Dataset rows:
----

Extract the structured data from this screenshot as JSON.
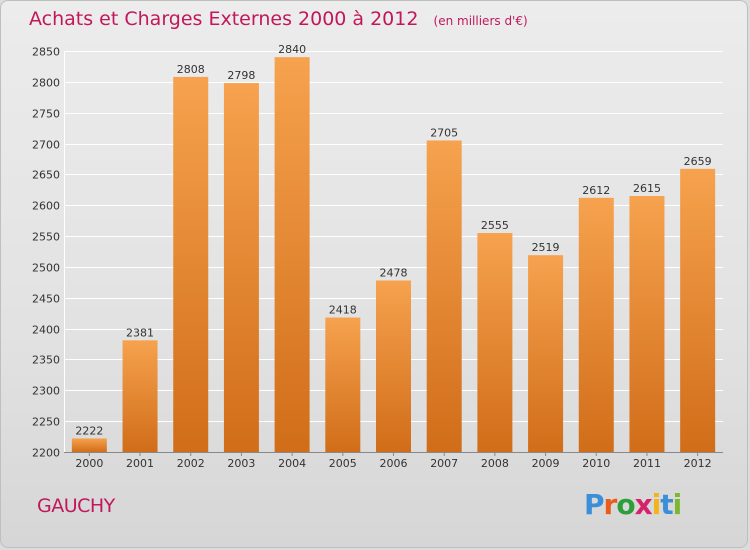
{
  "header": {
    "title": "Achats et Charges Externes 2000 à 2012",
    "unit_note": "(en milliers d'€)"
  },
  "footer": {
    "commune": "GAUCHY",
    "logo_text": "Proxiti"
  },
  "colors": {
    "bar_light": "#f6a24e",
    "bar_dark": "#d16d19",
    "title": "#c2185b",
    "grid": "#ffffff"
  },
  "chart_data": {
    "type": "bar",
    "title": "Achats et Charges Externes 2000 à 2012",
    "subtitle": "(en milliers d'€)",
    "categories": [
      "2000",
      "2001",
      "2002",
      "2003",
      "2004",
      "2005",
      "2006",
      "2007",
      "2008",
      "2009",
      "2010",
      "2011",
      "2012"
    ],
    "values": [
      2222,
      2381,
      2808,
      2798,
      2840,
      2418,
      2478,
      2705,
      2555,
      2519,
      2612,
      2615,
      2659
    ],
    "ylim": [
      2200,
      2850
    ],
    "yticks": [
      2200,
      2250,
      2300,
      2350,
      2400,
      2450,
      2500,
      2550,
      2600,
      2650,
      2700,
      2750,
      2800,
      2850
    ],
    "grid": true,
    "data_labels": true
  }
}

----

__What you should do__
Copy the entries above faithfully and omit every image.

__Written response__
Extract the structured data from this screenshot as JSON.
{
  "header": {
    "title": "Achats et Charges Externes 2000 à 2012",
    "unit_note": "(en milliers d'€)"
  },
  "footer": {
    "commune": "GAUCHY",
    "logo_text": "Proxiti"
  },
  "colors": {
    "bar_light": "#f6a24e",
    "bar_dark": "#d16d19",
    "title": "#c2185b",
    "grid": "#ffffff"
  },
  "chart_data": {
    "type": "bar",
    "title": "Achats et Charges Externes 2000 à 2012",
    "subtitle": "(en milliers d'€)",
    "categories": [
      "2000",
      "2001",
      "2002",
      "2003",
      "2004",
      "2005",
      "2006",
      "2007",
      "2008",
      "2009",
      "2010",
      "2011",
      "2012"
    ],
    "values": [
      2222,
      2381,
      2808,
      2798,
      2840,
      2418,
      2478,
      2705,
      2555,
      2519,
      2612,
      2615,
      2659
    ],
    "ylim": [
      2200,
      2850
    ],
    "yticks": [
      2200,
      2250,
      2300,
      2350,
      2400,
      2450,
      2500,
      2550,
      2600,
      2650,
      2700,
      2750,
      2800,
      2850
    ],
    "grid": true,
    "data_labels": true
  }
}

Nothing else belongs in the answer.